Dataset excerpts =
---
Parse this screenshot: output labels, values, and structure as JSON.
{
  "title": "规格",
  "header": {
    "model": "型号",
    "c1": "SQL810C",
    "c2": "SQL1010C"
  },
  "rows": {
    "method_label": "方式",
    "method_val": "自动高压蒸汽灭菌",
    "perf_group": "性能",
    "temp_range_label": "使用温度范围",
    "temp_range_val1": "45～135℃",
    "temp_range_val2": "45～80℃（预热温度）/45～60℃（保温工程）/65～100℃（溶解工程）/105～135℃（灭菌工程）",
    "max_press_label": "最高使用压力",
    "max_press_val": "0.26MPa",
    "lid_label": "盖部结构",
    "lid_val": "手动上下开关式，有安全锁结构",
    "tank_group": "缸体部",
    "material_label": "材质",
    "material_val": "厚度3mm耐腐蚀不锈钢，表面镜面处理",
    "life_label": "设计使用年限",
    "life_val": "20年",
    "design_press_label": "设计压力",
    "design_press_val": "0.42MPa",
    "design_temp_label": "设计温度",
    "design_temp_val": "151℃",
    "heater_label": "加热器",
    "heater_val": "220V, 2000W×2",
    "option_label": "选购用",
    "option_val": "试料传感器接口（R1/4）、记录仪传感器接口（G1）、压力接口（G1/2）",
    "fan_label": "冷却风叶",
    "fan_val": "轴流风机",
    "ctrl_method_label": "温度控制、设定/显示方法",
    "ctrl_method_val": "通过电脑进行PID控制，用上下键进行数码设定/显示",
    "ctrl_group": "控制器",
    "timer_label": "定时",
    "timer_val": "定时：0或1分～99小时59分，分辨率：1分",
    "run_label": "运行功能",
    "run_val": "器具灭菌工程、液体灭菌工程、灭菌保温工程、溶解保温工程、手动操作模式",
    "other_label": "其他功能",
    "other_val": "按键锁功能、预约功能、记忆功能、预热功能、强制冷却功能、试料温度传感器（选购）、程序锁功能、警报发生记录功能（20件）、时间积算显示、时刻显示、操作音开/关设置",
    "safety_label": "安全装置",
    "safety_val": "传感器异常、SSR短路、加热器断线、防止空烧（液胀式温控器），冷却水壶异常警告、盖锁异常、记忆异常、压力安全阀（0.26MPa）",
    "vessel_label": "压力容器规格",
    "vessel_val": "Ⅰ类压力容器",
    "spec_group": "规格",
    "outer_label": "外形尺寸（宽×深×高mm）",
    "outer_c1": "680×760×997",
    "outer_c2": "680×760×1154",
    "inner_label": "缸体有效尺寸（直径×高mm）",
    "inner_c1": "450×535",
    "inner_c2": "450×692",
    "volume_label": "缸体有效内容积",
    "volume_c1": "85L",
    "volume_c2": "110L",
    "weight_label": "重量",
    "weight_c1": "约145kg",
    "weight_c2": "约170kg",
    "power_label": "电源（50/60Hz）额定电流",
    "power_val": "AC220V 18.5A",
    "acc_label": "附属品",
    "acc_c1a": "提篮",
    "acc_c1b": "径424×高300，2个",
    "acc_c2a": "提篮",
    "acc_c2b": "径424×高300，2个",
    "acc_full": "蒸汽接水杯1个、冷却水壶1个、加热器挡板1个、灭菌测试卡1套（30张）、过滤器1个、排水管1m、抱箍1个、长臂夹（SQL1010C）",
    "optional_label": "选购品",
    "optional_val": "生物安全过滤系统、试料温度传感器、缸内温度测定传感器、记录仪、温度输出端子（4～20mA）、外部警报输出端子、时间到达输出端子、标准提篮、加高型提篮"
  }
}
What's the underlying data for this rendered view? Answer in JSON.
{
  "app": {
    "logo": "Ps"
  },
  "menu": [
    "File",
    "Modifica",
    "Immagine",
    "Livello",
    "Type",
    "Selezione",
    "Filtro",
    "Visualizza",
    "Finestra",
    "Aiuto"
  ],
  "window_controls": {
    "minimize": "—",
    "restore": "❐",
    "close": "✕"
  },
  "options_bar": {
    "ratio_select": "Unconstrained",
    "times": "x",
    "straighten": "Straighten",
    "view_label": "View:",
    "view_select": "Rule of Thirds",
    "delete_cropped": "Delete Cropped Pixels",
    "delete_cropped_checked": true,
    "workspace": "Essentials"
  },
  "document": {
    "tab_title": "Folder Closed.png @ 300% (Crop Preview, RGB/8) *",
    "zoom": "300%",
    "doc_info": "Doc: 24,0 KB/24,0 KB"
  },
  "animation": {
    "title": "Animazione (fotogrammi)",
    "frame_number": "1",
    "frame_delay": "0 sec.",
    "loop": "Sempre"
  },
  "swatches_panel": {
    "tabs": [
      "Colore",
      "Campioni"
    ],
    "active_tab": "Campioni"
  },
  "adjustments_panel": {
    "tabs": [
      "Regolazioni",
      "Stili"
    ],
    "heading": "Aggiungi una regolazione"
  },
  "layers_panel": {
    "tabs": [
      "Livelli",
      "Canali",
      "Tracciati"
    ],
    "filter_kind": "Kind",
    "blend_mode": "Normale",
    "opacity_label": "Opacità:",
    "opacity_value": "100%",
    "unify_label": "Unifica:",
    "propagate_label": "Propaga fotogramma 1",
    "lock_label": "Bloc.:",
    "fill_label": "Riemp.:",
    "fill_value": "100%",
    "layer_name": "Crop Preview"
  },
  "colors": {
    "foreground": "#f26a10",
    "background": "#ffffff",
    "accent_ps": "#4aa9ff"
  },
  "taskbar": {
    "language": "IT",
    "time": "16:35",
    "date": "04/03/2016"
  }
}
---
Objective = Retype all of the entries precisely as they are.

Final result =
Parse this screenshot: output labels, values, and structure as JSON.
{
  "title": "规格",
  "header": {
    "model": "型号",
    "c1": "SQL810C",
    "c2": "SQL1010C"
  },
  "rows": {
    "method_label": "方式",
    "method_val": "自动高压蒸汽灭菌",
    "perf_group": "性能",
    "temp_range_label": "使用温度范围",
    "temp_range_val1": "45～135℃",
    "temp_range_val2": "45～80℃（预热温度）/45～60℃（保温工程）/65～100℃（溶解工程）/105～135℃（灭菌工程）",
    "max_press_label": "最高使用压力",
    "max_press_val": "0.26MPa",
    "lid_label": "盖部结构",
    "lid_val": "手动上下开关式，有安全锁结构",
    "tank_group": "缸体部",
    "material_label": "材质",
    "material_val": "厚度3mm耐腐蚀不锈钢，表面镜面处理",
    "life_label": "设计使用年限",
    "life_val": "20年",
    "design_press_label": "设计压力",
    "design_press_val": "0.42MPa",
    "design_temp_label": "设计温度",
    "design_temp_val": "151℃",
    "heater_label": "加热器",
    "heater_val": "220V, 2000W×2",
    "option_label": "选购用",
    "option_val": "试料传感器接口（R1/4）、记录仪传感器接口（G1）、压力接口（G1/2）",
    "fan_label": "冷却风叶",
    "fan_val": "轴流风机",
    "ctrl_method_label": "温度控制、设定/显示方法",
    "ctrl_method_val": "通过电脑进行PID控制，用上下键进行数码设定/显示",
    "ctrl_group": "控制器",
    "timer_label": "定时",
    "timer_val": "定时：0或1分～99小时59分，分辨率：1分",
    "run_label": "运行功能",
    "run_val": "器具灭菌工程、液体灭菌工程、灭菌保温工程、溶解保温工程、手动操作模式",
    "other_label": "其他功能",
    "other_val": "按键锁功能、预约功能、记忆功能、预热功能、强制冷却功能、试料温度传感器（选购）、程序锁功能、警报发生记录功能（20件）、时间积算显示、时刻显示、操作音开/关设置",
    "safety_label": "安全装置",
    "safety_val": "传感器异常、SSR短路、加热器断线、防止空烧（液胀式温控器），冷却水壶异常警告、盖锁异常、记忆异常、压力安全阀（0.26MPa）",
    "vessel_label": "压力容器规格",
    "vessel_val": "Ⅰ类压力容器",
    "spec_group": "规格",
    "outer_label": "外形尺寸（宽×深×高mm）",
    "outer_c1": "680×760×997",
    "outer_c2": "680×760×1154",
    "inner_label": "缸体有效尺寸（直径×高mm）",
    "inner_c1": "450×535",
    "inner_c2": "450×692",
    "volume_label": "缸体有效内容积",
    "volume_c1": "85L",
    "volume_c2": "110L",
    "weight_label": "重量",
    "weight_c1": "约145kg",
    "weight_c2": "约170kg",
    "power_label": "电源（50/60Hz）额定电流",
    "power_val": "AC220V 18.5A",
    "acc_label": "附属品",
    "acc_c1a": "提篮",
    "acc_c1b": "径424×高300，2个",
    "acc_c2a": "提篮",
    "acc_c2b": "径424×高300，2个",
    "acc_full": "蒸汽接水杯1个、冷却水壶1个、加热器挡板1个、灭菌测试卡1套（30张）、过滤器1个、排水管1m、抱箍1个、长臂夹（SQL1010C）",
    "optional_label": "选购品",
    "optional_val": "生物安全过滤系统、试料温度传感器、缸内温度测定传感器、记录仪、温度输出端子（4～20mA）、外部警报输出端子、时间到达输出端子、标准提篮、加高型提篮"
  }
}
What's the underlying data for this rendered view? Answer in JSON.
{
  "app": {
    "logo": "Ps"
  },
  "menu": [
    "File",
    "Modifica",
    "Immagine",
    "Livello",
    "Type",
    "Selezione",
    "Filtro",
    "Visualizza",
    "Finestra",
    "Aiuto"
  ],
  "window_controls": {
    "minimize": "—",
    "restore": "❐",
    "close": "✕"
  },
  "options_bar": {
    "ratio_select": "Unconstrained",
    "times": "x",
    "straighten": "Straighten",
    "view_label": "View:",
    "view_select": "Rule of Thirds",
    "delete_cropped": "Delete Cropped Pixels",
    "delete_cropped_checked": true,
    "workspace": "Essentials"
  },
  "document": {
    "tab_title": "Folder Closed.png @ 300% (Crop Preview, RGB/8) *",
    "zoom": "300%",
    "doc_info": "Doc: 24,0 KB/24,0 KB"
  },
  "animation": {
    "title": "Animazione (fotogrammi)",
    "frame_number": "1",
    "frame_delay": "0 sec.",
    "loop": "Sempre"
  },
  "swatches_panel": {
    "tabs": [
      "Colore",
      "Campioni"
    ],
    "active_tab": "Campioni"
  },
  "adjustments_panel": {
    "tabs": [
      "Regolazioni",
      "Stili"
    ],
    "heading": "Aggiungi una regolazione"
  },
  "layers_panel": {
    "tabs": [
      "Livelli",
      "Canali",
      "Tracciati"
    ],
    "filter_kind": "Kind",
    "blend_mode": "Normale",
    "opacity_label": "Opacità:",
    "opacity_value": "100%",
    "unify_label": "Unifica:",
    "propagate_label": "Propaga fotogramma 1",
    "lock_label": "Bloc.:",
    "fill_label": "Riemp.:",
    "fill_value": "100%",
    "layer_name": "Crop Preview"
  },
  "colors": {
    "foreground": "#f26a10",
    "background": "#ffffff",
    "accent_ps": "#4aa9ff"
  },
  "taskbar": {
    "language": "IT",
    "time": "16:35",
    "date": "04/03/2016"
  }
}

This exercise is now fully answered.